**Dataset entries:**
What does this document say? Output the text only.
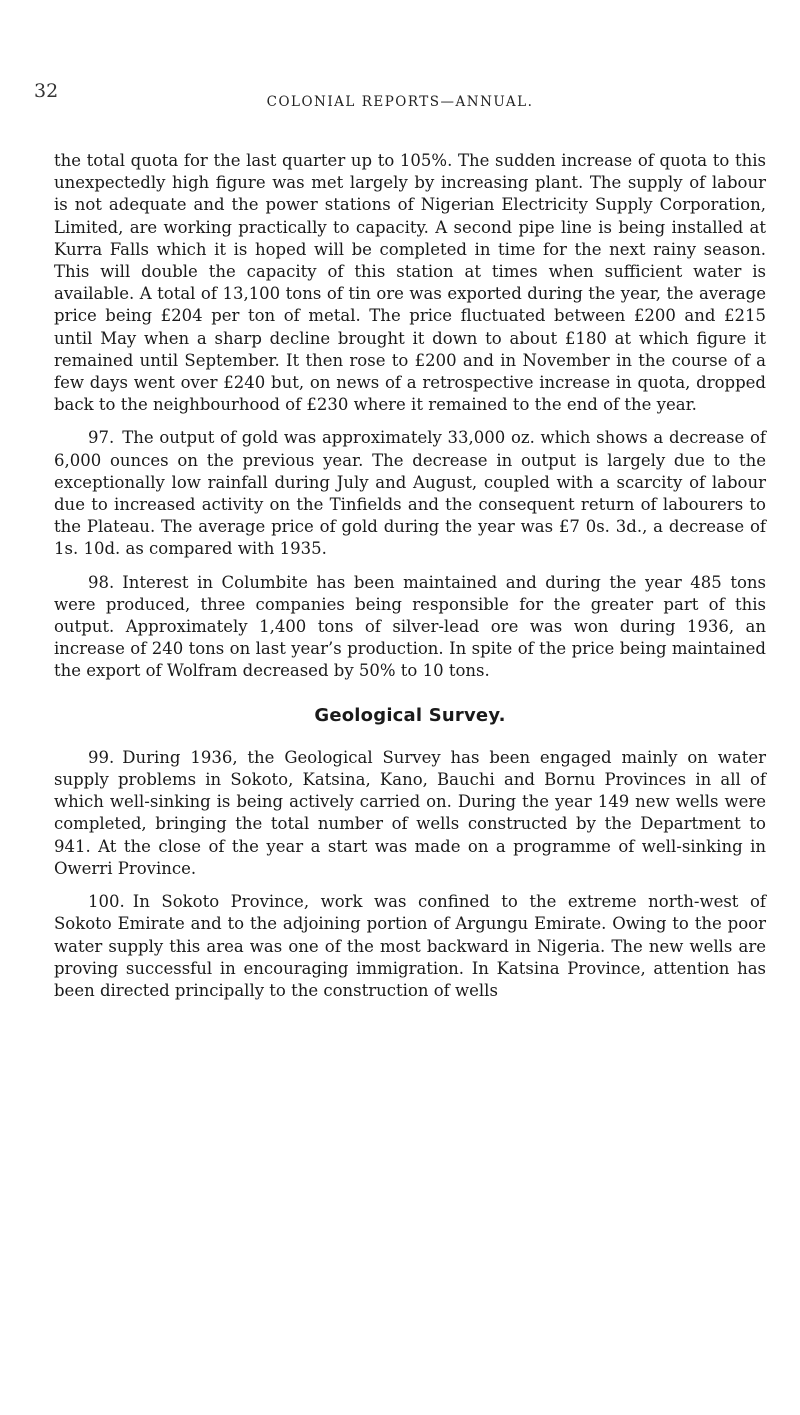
32	COLONIAL REPORTS—ANNUAL.

the total quota for the last quarter up to 105%. The sudden increase of quota to this unexpectedly high figure was met largely by increasing plant. The supply of labour is not adequate and the power stations of Nigerian Electricity Supply Corporation, Limited, are working practically to capacity. A second pipe line is being installed at Kurra Falls which it is hoped will be completed in time for the next rainy season. This will double the capacity of this station at times when sufficient water is available. A total of 13,100 tons of tin ore was exported during the year, the average price being £204 per ton of metal. The price fluctuated between £200 and £215 until May when a sharp decline brought it down to about £180 at which figure it remained until September. It then rose to £200 and in November in the course of a few days went over £240 but, on news of a retrospective increase in quota, dropped back to the neighbourhood of £230 where it remained to the end of the year.

97. The output of gold was approximately 33,000 oz. which shows a decrease of 6,000 ounces on the previous year. The decrease in output is largely due to the exceptionally low rainfall during July and August, coupled with a scarcity of labour due to increased activity on the Tinfields and the consequent return of labourers to the Plateau. The average price of gold during the year was £7 0s. 3d., a decrease of 1s. 10d. as compared with 1935.

98. Interest in Columbite has been maintained and during the year 485 tons were produced, three companies being responsible for the greater part of this output. Approximately 1,400 tons of silver-lead ore was won during 1936, an increase of 240 tons on last year’s production. In spite of the price being maintained the export of Wolfram decreased by 50% to 10 tons.

Geological Survey.

99. During 1936, the Geological Survey has been engaged mainly on water supply problems in Sokoto, Katsina, Kano, Bauchi and Bornu Provinces in all of which well-sinking is being actively carried on. During the year 149 new wells were completed, bringing the total number of wells constructed by the Department to 941. At the close of the year a start was made on a programme of well-sinking in Owerri Province.

100. In Sokoto Province, work was confined to the extreme north-west of Sokoto Emirate and to the adjoining portion of Argungu Emirate. Owing to the poor water supply this area was one of the most backward in Nigeria. The new wells are proving successful in encouraging immigration. In Katsina Province, attention has been directed principally to the construction of wells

**Work to complete:**
Pictures in the records must not appear in the copy; transcribe everything else precisely.

**Task solution:**
What does this document say? Output the text only.
32	COLONIAL REPORTS—ANNUAL.

the total quota for the last quarter up to 105%. The sudden increase of quota to this unexpectedly high figure was met largely by increasing plant. The supply of labour is not adequate and the power stations of Nigerian Electricity Supply Corporation, Limited, are working practically to capacity. A second pipe line is being installed at Kurra Falls which it is hoped will be completed in time for the next rainy season. This will double the capacity of this station at times when sufficient water is available. A total of 13,100 tons of tin ore was exported during the year, the average price being £204 per ton of metal. The price fluctuated between £200 and £215 until May when a sharp decline brought it down to about £180 at which figure it remained until September. It then rose to £200 and in November in the course of a few days went over £240 but, on news of a retrospective increase in quota, dropped back to the neighbourhood of £230 where it remained to the end of the year.

97. The output of gold was approximately 33,000 oz. which shows a decrease of 6,000 ounces on the previous year. The decrease in output is largely due to the exceptionally low rainfall during July and August, coupled with a scarcity of labour due to increased activity on the Tinfields and the consequent return of labourers to the Plateau. The average price of gold during the year was £7 0s. 3d., a decrease of 1s. 10d. as compared with 1935.

98. Interest in Columbite has been maintained and during the year 485 tons were produced, three companies being responsible for the greater part of this output. Approximately 1,400 tons of silver-lead ore was won during 1936, an increase of 240 tons on last year’s production. In spite of the price being maintained the export of Wolfram decreased by 50% to 10 tons.

Geological Survey.

99. During 1936, the Geological Survey has been engaged mainly on water supply problems in Sokoto, Katsina, Kano, Bauchi and Bornu Provinces in all of which well-sinking is being actively carried on. During the year 149 new wells were completed, bringing the total number of wells constructed by the Department to 941. At the close of the year a start was made on a programme of well-sinking in Owerri Province.

100. In Sokoto Province, work was confined to the extreme north-west of Sokoto Emirate and to the adjoining portion of Argungu Emirate. Owing to the poor water supply this area was one of the most backward in Nigeria. The new wells are proving successful in encouraging immigration. In Katsina Province, attention has been directed principally to the construction of wells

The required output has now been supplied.